** begin GIVEN RECORDS **
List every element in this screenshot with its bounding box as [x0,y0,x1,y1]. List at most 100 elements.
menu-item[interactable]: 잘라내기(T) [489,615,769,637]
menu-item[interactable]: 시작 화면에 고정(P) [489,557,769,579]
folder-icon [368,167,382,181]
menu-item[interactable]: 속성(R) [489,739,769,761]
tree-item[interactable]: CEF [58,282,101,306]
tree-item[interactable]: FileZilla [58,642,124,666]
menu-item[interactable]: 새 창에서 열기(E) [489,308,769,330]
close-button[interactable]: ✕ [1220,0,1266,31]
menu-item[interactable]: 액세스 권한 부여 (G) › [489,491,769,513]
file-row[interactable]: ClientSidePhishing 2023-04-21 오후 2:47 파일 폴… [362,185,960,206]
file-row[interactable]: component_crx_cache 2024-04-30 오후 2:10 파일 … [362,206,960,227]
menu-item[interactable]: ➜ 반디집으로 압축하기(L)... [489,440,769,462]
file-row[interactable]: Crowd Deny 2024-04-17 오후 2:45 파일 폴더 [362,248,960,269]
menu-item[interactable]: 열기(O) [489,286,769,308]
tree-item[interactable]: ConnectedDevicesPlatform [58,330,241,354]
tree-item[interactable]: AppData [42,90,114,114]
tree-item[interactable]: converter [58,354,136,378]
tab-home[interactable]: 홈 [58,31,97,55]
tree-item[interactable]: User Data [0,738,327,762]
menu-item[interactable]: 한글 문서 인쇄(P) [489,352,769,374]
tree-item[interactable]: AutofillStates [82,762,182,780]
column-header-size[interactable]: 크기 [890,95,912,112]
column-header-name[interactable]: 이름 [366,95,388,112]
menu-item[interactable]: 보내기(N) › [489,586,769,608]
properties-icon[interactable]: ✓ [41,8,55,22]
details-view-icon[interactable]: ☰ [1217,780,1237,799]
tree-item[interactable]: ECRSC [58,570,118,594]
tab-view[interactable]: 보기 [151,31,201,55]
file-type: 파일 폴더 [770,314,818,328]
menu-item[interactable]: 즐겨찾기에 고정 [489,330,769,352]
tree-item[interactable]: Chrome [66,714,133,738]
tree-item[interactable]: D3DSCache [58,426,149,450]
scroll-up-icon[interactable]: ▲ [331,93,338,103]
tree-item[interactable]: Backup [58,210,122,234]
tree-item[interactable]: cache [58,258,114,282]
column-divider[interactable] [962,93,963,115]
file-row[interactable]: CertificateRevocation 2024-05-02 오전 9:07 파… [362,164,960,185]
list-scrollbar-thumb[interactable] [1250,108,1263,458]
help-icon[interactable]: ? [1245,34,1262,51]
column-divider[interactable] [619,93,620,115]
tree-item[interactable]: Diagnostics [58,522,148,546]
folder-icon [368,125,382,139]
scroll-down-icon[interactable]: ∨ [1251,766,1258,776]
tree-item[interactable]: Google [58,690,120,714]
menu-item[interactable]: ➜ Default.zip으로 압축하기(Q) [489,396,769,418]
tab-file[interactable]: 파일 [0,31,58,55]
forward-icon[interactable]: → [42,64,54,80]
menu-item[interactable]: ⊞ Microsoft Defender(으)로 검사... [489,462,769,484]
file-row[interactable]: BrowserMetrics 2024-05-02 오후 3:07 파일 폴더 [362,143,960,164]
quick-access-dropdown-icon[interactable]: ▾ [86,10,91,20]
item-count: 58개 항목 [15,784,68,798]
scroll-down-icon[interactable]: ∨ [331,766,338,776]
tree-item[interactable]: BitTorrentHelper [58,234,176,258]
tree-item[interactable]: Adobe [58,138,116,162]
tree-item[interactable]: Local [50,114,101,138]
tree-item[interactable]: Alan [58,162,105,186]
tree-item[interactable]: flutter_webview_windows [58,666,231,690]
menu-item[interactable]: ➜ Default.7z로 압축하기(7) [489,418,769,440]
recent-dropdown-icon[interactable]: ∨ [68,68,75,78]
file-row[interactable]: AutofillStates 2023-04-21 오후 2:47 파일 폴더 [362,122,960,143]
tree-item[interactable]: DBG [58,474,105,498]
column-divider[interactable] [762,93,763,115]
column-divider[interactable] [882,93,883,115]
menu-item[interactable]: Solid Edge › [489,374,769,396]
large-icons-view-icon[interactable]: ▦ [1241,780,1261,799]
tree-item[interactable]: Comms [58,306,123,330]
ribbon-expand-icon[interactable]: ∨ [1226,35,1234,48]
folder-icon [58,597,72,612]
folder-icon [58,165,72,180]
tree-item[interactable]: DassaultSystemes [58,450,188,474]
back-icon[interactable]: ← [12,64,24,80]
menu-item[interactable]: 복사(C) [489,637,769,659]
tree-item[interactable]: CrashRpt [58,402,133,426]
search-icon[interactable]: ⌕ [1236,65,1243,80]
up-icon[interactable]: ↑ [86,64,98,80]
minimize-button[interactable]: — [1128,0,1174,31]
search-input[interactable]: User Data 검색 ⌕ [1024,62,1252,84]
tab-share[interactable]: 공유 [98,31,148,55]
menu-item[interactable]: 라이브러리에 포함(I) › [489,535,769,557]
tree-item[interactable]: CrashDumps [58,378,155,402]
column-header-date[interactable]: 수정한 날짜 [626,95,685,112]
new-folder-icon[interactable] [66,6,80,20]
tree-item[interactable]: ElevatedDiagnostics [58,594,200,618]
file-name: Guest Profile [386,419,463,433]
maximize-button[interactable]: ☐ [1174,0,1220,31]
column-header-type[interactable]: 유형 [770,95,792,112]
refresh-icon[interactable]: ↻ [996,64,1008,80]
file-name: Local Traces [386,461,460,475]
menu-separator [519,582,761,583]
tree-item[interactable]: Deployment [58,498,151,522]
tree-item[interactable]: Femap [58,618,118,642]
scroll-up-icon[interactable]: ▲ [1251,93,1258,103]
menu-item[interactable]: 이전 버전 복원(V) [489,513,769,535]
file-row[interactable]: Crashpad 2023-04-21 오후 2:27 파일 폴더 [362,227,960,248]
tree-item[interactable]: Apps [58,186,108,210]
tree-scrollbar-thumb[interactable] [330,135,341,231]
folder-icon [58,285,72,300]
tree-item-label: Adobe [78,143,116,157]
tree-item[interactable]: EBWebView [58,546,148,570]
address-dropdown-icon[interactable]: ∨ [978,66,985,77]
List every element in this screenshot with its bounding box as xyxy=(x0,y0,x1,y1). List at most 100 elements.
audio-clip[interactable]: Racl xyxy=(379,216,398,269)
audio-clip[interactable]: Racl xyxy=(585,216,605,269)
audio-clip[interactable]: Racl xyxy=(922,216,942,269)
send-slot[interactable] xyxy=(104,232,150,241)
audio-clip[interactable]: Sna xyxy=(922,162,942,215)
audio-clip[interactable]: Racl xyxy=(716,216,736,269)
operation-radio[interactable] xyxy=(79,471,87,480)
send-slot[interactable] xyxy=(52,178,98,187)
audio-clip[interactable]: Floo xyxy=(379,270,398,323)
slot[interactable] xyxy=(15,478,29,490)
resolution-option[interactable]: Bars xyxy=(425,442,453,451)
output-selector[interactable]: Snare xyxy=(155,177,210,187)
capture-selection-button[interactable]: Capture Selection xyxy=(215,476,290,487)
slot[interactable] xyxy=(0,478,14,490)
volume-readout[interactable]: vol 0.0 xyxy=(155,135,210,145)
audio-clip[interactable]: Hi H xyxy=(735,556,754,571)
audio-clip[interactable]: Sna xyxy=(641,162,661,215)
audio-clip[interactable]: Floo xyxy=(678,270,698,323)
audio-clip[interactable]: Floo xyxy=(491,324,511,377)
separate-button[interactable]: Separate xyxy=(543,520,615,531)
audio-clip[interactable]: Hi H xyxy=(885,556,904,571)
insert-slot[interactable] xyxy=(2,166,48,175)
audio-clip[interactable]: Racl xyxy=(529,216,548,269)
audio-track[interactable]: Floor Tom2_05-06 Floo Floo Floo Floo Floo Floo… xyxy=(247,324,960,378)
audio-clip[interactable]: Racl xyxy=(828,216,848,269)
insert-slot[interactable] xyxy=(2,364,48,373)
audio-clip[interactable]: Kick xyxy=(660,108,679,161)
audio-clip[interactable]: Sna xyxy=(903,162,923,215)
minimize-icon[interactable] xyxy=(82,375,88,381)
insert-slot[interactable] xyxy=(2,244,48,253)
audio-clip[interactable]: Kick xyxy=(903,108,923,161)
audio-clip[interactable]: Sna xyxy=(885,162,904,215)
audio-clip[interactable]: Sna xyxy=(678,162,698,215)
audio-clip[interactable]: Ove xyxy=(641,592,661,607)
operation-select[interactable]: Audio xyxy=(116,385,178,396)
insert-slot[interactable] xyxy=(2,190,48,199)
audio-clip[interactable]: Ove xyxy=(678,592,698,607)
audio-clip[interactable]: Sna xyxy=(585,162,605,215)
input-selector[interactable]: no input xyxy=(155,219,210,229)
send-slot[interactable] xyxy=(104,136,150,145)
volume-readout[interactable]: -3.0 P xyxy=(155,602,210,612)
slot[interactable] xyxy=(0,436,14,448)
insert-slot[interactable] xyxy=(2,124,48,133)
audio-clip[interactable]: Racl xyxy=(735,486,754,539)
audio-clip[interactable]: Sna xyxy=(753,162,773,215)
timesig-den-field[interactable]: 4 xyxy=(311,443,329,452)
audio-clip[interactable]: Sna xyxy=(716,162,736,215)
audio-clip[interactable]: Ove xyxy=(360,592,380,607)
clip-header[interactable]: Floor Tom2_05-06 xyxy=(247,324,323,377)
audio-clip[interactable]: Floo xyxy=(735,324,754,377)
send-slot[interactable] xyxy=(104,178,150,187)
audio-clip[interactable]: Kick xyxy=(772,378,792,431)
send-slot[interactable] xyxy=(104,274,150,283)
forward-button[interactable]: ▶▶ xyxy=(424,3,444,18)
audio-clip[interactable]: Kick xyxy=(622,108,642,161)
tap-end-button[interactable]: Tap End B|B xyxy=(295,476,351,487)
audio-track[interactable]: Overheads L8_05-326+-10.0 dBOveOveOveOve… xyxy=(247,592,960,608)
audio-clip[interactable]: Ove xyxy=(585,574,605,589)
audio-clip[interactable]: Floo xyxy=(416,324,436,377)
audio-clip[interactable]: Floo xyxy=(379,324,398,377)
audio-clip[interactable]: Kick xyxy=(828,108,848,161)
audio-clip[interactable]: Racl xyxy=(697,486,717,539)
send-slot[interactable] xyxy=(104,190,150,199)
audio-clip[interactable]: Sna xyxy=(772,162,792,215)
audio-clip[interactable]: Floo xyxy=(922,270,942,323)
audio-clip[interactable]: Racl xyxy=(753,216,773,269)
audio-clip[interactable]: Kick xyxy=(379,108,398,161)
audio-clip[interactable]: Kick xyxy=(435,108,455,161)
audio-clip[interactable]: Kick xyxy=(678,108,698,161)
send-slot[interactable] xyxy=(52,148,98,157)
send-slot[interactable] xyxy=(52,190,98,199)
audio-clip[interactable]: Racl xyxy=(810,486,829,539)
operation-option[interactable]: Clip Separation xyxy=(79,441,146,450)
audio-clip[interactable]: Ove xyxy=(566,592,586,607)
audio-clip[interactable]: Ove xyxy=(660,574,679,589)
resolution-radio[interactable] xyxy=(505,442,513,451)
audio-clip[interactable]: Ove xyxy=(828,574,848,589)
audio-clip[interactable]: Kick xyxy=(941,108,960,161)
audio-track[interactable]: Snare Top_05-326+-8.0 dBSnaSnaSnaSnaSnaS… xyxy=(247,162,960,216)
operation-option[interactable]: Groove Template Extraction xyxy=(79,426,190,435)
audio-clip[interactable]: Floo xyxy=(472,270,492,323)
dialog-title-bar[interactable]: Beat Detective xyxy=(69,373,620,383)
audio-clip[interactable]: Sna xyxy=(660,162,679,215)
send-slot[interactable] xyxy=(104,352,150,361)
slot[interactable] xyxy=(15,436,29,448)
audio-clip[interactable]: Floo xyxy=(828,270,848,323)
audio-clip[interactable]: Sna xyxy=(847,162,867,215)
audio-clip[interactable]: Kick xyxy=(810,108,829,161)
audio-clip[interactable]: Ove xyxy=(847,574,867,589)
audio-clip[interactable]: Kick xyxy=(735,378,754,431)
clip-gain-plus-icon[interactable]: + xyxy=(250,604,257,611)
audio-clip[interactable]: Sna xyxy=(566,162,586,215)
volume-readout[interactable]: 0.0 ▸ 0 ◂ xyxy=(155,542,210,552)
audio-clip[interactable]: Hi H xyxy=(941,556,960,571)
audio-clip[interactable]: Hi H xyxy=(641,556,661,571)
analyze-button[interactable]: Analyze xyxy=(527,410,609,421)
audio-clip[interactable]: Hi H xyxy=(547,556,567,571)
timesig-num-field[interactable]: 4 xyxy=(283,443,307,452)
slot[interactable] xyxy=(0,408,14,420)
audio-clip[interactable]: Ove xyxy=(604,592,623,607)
** end GIVEN RECORDS **
◆ BRIEF
Can you duplicate everything in the entries from the start down through the line containing "close-button[interactable]: ✕ [1220,0,1266,31]", with both ends included, exactly as those lines appear?

◆ SOLUTION BELOW
List every element in this screenshot with its bounding box as [x0,y0,x1,y1]. List at most 100 elements.
menu-item[interactable]: 잘라내기(T) [489,615,769,637]
menu-item[interactable]: 시작 화면에 고정(P) [489,557,769,579]
folder-icon [368,167,382,181]
menu-item[interactable]: 속성(R) [489,739,769,761]
tree-item[interactable]: CEF [58,282,101,306]
tree-item[interactable]: FileZilla [58,642,124,666]
menu-item[interactable]: 새 창에서 열기(E) [489,308,769,330]
close-button[interactable]: ✕ [1220,0,1266,31]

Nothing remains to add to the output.